**EXTRACT TO READ:**
------------

The story became dramatic when, in October 2006, Altantuya was informed that the commission paid by the French-Spanish company Armaris had arrived on a Kuala Lumpur bank account. It had been paid to Perimekar, a company owned by Baginda. Altantuya rushed to Kuala Lumpur, in order to claim her share of the commission from Baginda ; she said she was entitled to 500,000 dollars. Baginda and Altantuya broke up prior to this. A jealous Rosmah Mansor, the feared businesswoman and wife of Najib Razak, objected any payment to Altantuya. Altantuya arrived in Kuala Lumpur with two other Mongolian women, one of them was a Shaman responsible for putting a spell on Baginda if he refused to pay. For several days, Altantuya harassed her ex-lover.

------------

**SOURCE DATA:**

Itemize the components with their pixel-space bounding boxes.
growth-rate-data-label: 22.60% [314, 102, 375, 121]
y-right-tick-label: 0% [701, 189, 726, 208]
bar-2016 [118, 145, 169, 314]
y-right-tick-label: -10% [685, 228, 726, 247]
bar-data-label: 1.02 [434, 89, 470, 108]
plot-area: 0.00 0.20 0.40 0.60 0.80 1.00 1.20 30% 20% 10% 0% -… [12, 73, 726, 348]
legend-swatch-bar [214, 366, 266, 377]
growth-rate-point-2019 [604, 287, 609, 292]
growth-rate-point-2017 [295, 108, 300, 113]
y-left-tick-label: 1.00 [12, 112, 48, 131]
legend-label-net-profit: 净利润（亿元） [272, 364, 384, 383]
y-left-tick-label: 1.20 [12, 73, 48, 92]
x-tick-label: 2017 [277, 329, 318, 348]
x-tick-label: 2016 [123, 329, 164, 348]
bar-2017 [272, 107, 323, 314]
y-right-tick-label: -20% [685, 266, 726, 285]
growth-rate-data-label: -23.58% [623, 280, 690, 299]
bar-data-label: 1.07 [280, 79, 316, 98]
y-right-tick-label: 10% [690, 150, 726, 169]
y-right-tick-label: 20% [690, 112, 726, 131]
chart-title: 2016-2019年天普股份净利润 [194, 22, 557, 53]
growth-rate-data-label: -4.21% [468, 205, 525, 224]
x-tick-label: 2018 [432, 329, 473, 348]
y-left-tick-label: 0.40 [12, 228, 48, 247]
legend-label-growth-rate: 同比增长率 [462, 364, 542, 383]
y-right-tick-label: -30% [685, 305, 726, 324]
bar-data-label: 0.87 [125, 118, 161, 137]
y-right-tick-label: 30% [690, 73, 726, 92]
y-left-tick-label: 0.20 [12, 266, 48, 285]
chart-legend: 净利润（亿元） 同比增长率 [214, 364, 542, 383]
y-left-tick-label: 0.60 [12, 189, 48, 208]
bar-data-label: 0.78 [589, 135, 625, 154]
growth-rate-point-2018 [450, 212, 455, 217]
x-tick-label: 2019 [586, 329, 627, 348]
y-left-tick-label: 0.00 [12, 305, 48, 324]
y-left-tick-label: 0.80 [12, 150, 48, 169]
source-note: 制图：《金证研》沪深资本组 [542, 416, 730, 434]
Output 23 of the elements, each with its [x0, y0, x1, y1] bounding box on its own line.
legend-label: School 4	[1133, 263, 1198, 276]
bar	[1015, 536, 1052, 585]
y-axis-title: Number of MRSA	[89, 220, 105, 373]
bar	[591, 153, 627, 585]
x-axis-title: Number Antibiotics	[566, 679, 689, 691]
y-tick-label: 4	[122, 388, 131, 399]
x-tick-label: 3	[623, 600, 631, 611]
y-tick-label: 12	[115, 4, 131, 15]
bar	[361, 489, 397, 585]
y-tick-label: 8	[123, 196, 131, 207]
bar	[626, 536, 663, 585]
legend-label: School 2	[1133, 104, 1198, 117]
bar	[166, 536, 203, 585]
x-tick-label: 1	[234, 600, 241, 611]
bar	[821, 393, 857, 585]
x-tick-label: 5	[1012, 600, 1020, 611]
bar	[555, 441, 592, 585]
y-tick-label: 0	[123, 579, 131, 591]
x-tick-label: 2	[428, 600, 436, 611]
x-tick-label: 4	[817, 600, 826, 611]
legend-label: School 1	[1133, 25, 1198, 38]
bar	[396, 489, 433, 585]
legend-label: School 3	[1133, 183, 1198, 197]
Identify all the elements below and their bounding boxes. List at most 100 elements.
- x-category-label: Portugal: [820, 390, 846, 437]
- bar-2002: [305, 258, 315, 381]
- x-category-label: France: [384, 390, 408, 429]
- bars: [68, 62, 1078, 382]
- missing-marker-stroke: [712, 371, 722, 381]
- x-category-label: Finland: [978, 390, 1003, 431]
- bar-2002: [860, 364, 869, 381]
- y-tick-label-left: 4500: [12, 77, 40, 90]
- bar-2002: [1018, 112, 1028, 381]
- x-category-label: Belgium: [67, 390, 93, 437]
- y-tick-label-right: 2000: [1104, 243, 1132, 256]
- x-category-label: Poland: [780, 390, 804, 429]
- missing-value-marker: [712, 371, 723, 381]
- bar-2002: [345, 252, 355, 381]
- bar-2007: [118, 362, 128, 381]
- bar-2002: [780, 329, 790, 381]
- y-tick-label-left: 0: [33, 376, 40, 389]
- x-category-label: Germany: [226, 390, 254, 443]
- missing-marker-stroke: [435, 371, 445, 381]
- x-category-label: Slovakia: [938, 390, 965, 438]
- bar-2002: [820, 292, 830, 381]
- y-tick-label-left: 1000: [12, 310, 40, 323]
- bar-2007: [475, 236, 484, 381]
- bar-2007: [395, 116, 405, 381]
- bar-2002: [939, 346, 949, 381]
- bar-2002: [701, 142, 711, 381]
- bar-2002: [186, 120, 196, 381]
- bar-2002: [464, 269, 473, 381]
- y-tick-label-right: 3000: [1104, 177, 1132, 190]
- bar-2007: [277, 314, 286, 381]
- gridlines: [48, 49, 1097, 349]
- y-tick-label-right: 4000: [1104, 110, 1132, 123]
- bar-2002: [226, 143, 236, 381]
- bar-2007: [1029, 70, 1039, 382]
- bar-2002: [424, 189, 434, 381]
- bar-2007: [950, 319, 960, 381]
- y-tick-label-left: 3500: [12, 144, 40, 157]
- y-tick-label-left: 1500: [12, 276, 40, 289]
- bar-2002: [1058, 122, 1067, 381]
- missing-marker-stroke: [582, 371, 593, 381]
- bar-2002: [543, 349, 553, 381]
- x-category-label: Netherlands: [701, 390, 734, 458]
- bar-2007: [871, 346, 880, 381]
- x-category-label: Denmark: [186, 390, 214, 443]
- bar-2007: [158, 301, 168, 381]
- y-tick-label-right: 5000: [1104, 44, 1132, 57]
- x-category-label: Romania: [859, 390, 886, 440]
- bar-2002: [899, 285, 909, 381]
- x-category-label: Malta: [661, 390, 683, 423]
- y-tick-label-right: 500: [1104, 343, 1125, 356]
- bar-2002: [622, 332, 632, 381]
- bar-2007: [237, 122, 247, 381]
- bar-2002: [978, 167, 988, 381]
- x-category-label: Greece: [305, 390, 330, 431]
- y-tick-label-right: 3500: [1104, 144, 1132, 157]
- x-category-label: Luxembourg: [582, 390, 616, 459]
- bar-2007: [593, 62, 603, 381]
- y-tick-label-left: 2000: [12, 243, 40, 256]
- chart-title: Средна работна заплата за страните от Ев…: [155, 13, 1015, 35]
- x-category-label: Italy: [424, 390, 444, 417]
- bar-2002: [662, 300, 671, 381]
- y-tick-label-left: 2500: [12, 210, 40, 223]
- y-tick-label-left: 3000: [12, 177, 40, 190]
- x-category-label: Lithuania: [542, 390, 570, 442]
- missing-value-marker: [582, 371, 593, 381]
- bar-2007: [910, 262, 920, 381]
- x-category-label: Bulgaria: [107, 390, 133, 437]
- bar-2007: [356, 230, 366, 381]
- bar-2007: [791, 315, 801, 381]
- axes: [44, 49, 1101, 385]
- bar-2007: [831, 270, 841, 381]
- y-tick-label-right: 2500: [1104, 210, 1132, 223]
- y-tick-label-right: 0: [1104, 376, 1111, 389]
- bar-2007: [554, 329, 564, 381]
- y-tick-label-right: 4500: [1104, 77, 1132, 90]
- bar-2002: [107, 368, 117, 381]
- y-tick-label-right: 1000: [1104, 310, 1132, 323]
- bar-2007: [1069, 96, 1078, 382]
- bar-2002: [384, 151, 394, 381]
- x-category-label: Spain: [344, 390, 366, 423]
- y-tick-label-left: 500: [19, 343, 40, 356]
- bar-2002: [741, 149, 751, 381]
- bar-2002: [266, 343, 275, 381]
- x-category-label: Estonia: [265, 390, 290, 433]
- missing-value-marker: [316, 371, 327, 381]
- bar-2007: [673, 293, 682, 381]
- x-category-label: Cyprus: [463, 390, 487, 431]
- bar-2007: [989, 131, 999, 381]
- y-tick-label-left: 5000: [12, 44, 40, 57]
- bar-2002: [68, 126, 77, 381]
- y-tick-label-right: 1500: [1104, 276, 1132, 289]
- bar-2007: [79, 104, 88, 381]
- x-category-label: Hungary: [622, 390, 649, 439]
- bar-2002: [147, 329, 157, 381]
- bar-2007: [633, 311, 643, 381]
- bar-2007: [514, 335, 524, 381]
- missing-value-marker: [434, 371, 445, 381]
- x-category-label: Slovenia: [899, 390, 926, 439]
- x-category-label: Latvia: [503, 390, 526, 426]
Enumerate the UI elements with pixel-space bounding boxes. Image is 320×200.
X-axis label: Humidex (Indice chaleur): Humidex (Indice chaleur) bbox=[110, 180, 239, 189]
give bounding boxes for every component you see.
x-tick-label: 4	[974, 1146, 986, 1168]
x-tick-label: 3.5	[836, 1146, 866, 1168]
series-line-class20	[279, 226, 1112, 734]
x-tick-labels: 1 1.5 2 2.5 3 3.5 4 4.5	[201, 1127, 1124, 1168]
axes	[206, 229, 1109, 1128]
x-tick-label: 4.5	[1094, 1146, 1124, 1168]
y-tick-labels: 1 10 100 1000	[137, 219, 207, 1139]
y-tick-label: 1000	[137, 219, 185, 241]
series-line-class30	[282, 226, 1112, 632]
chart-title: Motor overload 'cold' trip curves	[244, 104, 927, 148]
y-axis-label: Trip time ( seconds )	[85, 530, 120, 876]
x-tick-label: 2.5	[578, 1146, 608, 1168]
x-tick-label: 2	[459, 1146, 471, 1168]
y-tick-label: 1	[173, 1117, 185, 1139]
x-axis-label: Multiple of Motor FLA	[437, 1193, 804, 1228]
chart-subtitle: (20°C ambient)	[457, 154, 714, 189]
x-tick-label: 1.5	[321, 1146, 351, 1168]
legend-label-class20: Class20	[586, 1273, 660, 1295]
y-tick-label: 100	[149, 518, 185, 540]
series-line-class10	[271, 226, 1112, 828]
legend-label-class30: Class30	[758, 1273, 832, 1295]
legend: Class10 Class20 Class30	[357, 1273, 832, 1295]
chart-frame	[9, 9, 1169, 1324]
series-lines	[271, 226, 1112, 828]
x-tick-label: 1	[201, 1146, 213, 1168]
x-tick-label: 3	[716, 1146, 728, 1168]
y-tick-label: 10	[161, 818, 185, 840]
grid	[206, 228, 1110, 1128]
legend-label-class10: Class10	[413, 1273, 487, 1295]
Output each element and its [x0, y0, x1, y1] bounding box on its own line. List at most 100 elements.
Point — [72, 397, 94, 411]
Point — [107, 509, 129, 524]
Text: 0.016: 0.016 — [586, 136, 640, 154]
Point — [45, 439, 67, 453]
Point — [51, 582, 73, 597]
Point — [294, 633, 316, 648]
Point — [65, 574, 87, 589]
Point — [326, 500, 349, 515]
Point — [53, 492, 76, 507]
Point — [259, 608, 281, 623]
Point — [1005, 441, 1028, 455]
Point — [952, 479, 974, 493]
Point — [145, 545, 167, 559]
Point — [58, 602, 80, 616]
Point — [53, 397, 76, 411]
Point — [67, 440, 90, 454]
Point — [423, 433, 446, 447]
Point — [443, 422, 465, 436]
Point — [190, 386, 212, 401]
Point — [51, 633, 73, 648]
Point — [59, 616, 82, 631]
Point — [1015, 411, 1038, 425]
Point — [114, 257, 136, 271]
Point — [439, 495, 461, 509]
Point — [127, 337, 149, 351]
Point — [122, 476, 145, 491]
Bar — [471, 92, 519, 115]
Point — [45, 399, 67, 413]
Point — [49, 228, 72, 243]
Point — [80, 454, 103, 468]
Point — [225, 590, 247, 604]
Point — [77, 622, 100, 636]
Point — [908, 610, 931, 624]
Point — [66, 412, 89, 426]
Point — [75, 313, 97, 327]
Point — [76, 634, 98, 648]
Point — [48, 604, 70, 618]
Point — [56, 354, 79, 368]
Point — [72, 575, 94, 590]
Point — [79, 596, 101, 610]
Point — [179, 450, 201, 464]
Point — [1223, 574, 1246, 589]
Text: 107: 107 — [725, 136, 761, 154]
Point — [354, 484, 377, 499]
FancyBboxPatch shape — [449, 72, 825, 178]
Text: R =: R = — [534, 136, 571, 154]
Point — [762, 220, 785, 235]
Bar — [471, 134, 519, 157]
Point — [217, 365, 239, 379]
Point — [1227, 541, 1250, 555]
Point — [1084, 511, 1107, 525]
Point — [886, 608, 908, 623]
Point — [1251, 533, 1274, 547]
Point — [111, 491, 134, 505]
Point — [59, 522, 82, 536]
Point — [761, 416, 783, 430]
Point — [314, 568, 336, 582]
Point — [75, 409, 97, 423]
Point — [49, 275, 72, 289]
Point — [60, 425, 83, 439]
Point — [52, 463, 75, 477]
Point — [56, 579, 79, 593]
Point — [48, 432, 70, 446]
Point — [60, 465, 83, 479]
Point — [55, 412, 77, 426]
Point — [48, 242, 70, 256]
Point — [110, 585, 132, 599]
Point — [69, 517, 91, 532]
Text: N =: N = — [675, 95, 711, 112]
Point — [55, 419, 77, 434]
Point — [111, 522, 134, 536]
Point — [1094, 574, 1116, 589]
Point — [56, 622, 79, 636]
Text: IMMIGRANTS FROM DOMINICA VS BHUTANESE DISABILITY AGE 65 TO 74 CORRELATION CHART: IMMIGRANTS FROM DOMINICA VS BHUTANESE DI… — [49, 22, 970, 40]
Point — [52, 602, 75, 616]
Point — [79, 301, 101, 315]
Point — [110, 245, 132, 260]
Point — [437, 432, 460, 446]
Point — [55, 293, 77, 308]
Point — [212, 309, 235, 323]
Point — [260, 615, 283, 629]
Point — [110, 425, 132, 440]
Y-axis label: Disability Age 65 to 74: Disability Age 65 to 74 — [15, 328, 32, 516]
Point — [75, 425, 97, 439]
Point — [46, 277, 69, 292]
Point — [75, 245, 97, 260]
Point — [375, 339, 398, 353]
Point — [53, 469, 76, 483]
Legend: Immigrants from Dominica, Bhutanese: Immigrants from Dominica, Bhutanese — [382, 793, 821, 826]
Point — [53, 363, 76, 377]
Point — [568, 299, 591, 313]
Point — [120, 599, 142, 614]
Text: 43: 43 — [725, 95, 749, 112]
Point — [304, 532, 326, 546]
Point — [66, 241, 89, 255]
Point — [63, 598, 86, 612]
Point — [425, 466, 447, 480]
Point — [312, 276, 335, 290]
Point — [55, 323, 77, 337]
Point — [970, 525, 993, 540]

------------

**YOUR TASKS:**
• 1. List every person named in the Altantuya passage.
• 2. Print the portion of the Altantuya passage starting at "The story became" and ending at "harassed her ex-lover.".

**SOLVED TASKS:**
• 1.
Altantuya
Baginda
Rosmah Mansor
Najib Razak

• 2.
The story became dramatic when, in October 2006, Altantuya was informed that the commission paid by the French-Spanish company Armaris had arrived on a Kuala Lumpur bank account. It had been paid to Perimekar, a company owned by Baginda. Altantuya rushed to Kuala Lumpur, in order to claim her share of the commission from Baginda ; she said she was entitled to 500,000 dollars. Baginda and Altantuya broke up prior to this. A jealous Rosmah Mansor, the feared businesswoman and wife of Najib Razak, objected any payment to Altantuya. Altantuya arrived in Kuala Lumpur with two other Mongolian women, one of them was a Shaman responsible for putting a spell on Baginda if he refused to pay. For several days, Altantuya harassed her ex-lover.